-- START --

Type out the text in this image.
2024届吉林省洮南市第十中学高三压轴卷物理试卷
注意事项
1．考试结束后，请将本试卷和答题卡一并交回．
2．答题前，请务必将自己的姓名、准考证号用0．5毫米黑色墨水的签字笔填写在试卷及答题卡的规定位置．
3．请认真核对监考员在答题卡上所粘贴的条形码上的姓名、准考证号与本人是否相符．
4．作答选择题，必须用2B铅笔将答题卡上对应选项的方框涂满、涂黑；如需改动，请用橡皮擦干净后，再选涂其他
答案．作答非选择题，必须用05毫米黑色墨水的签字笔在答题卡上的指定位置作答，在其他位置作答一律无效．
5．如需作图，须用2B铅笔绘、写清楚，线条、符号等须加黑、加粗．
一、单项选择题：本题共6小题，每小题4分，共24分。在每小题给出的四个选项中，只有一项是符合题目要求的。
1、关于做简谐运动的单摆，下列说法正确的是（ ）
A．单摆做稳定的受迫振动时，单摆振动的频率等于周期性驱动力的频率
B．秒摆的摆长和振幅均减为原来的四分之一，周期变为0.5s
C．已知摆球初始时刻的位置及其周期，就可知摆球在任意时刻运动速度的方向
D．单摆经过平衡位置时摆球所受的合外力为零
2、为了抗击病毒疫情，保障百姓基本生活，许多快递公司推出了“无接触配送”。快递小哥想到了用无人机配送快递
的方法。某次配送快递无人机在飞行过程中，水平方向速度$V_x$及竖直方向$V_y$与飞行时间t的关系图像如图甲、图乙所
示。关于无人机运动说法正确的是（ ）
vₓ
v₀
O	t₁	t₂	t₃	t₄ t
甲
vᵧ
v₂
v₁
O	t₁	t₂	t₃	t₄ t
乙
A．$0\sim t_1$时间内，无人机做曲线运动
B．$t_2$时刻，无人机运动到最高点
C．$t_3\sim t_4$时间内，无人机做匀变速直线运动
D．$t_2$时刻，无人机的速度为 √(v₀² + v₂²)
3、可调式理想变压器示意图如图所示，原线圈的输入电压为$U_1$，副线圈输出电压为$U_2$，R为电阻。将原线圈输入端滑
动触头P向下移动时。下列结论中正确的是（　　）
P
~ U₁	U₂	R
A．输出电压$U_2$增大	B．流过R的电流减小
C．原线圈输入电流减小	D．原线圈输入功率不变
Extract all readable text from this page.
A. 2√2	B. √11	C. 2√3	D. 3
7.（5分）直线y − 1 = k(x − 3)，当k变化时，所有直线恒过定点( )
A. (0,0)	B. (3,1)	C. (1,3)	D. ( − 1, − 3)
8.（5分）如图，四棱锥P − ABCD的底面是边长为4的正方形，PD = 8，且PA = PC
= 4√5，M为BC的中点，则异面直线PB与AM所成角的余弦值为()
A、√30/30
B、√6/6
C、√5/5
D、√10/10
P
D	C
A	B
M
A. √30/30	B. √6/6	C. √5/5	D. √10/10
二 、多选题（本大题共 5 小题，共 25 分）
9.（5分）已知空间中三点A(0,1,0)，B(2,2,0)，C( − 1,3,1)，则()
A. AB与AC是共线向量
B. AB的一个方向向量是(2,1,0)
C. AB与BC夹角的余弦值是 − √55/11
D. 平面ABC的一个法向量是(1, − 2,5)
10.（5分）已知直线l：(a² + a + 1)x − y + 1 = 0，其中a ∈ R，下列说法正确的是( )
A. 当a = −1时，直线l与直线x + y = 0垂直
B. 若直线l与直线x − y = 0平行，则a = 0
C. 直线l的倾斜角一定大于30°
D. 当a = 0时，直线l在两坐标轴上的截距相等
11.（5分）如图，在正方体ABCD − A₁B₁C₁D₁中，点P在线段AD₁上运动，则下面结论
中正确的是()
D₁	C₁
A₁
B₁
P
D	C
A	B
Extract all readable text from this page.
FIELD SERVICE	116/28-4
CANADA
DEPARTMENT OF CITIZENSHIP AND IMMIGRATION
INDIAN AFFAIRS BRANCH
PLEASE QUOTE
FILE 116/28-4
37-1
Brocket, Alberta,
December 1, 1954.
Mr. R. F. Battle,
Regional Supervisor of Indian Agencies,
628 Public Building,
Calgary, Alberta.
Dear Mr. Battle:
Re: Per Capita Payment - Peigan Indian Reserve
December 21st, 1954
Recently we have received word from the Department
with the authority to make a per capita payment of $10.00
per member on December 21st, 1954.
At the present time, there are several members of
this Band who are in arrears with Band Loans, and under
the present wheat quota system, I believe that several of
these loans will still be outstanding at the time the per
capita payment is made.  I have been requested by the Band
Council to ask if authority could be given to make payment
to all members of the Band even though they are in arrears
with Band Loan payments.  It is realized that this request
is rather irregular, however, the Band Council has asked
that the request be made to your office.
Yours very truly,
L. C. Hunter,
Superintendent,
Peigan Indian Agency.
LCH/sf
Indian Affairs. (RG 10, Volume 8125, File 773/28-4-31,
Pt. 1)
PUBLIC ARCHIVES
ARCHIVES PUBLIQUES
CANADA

-- END --

• Request
Write out every entry word for word.

• Full output
Type out the text in this image.
2024届吉林省洮南市第十中学高三压轴卷物理试卷
注意事项
1．考试结束后，请将本试卷和答题卡一并交回．
2．答题前，请务必将自己的姓名、准考证号用0．5毫米黑色墨水的签字笔填写在试卷及答题卡的规定位置．
3．请认真核对监考员在答题卡上所粘贴的条形码上的姓名、准考证号与本人是否相符．
4．作答选择题，必须用2B铅笔将答题卡上对应选项的方框涂满、涂黑；如需改动，请用橡皮擦干净后，再选涂其他
答案．作答非选择题，必须用05毫米黑色墨水的签字笔在答题卡上的指定位置作答，在其他位置作答一律无效．
5．如需作图，须用2B铅笔绘、写清楚，线条、符号等须加黑、加粗．
一、单项选择题：本题共6小题，每小题4分，共24分。在每小题给出的四个选项中，只有一项是符合题目要求的。
1、关于做简谐运动的单摆，下列说法正确的是（ ）
A．单摆做稳定的受迫振动时，单摆振动的频率等于周期性驱动力的频率
B．秒摆的摆长和振幅均减为原来的四分之一，周期变为0.5s
C．已知摆球初始时刻的位置及其周期，就可知摆球在任意时刻运动速度的方向
D．单摆经过平衡位置时摆球所受的合外力为零
2、为了抗击病毒疫情，保障百姓基本生活，许多快递公司推出了“无接触配送”。快递小哥想到了用无人机配送快递
的方法。某次配送快递无人机在飞行过程中，水平方向速度$V_x$及竖直方向$V_y$与飞行时间t的关系图像如图甲、图乙所
示。关于无人机运动说法正确的是（ ）
vₓ
v₀
O	t₁	t₂	t₃	t₄ t
甲
vᵧ
v₂
v₁
O	t₁	t₂	t₃	t₄ t
乙
A．$0\sim t_1$时间内，无人机做曲线运动
B．$t_2$时刻，无人机运动到最高点
C．$t_3\sim t_4$时间内，无人机做匀变速直线运动
D．$t_2$时刻，无人机的速度为 √(v₀² + v₂²)
3、可调式理想变压器示意图如图所示，原线圈的输入电压为$U_1$，副线圈输出电压为$U_2$，R为电阻。将原线圈输入端滑
动触头P向下移动时。下列结论中正确的是（　　）
P
~ U₁	U₂	R
A．输出电压$U_2$增大	B．流过R的电流减小
C．原线圈输入电流减小	D．原线圈输入功率不变
Extract all readable text from this page.
A. 2√2	B. √11	C. 2√3	D. 3
7.（5分）直线y − 1 = k(x − 3)，当k变化时，所有直线恒过定点( )
A. (0,0)	B. (3,1)	C. (1,3)	D. ( − 1, − 3)
8.（5分）如图，四棱锥P − ABCD的底面是边长为4的正方形，PD = 8，且PA = PC
= 4√5，M为BC的中点，则异面直线PB与AM所成角的余弦值为()
A、√30/30
B、√6/6
C、√5/5
D、√10/10
P
D	C
A	B
M
A. √30/30	B. √6/6	C. √5/5	D. √10/10
二 、多选题（本大题共 5 小题，共 25 分）
9.（5分）已知空间中三点A(0,1,0)，B(2,2,0)，C( − 1,3,1)，则()
A. AB与AC是共线向量
B. AB的一个方向向量是(2,1,0)
C. AB与BC夹角的余弦值是 − √55/11
D. 平面ABC的一个法向量是(1, − 2,5)
10.（5分）已知直线l：(a² + a + 1)x − y + 1 = 0，其中a ∈ R，下列说法正确的是( )
A. 当a = −1时，直线l与直线x + y = 0垂直
B. 若直线l与直线x − y = 0平行，则a = 0
C. 直线l的倾斜角一定大于30°
D. 当a = 0时，直线l在两坐标轴上的截距相等
11.（5分）如图，在正方体ABCD − A₁B₁C₁D₁中，点P在线段AD₁上运动，则下面结论
中正确的是()
D₁	C₁
A₁
B₁
P
D	C
A	B
Extract all readable text from this page.
FIELD SERVICE	116/28-4
CANADA
DEPARTMENT OF CITIZENSHIP AND IMMIGRATION
INDIAN AFFAIRS BRANCH
PLEASE QUOTE
FILE 116/28-4
37-1
Brocket, Alberta,
December 1, 1954.
Mr. R. F. Battle,
Regional Supervisor of Indian Agencies,
628 Public Building,
Calgary, Alberta.
Dear Mr. Battle:
Re: Per Capita Payment - Peigan Indian Reserve
December 21st, 1954
Recently we have received word from the Department
with the authority to make a per capita payment of $10.00
per member on December 21st, 1954.
At the present time, there are several members of
this Band who are in arrears with Band Loans, and under
the present wheat quota system, I believe that several of
these loans will still be outstanding at the time the per
capita payment is made.  I have been requested by the Band
Council to ask if authority could be given to make payment
to all members of the Band even though they are in arrears
with Band Loan payments.  It is realized that this request
is rather irregular, however, the Band Council has asked
that the request be made to your office.
Yours very truly,
L. C. Hunter,
Superintendent,
Peigan Indian Agency.
LCH/sf
Indian Affairs. (RG 10, Volume 8125, File 773/28-4-31,
Pt. 1)
PUBLIC ARCHIVES
ARCHIVES PUBLIQUES
CANADA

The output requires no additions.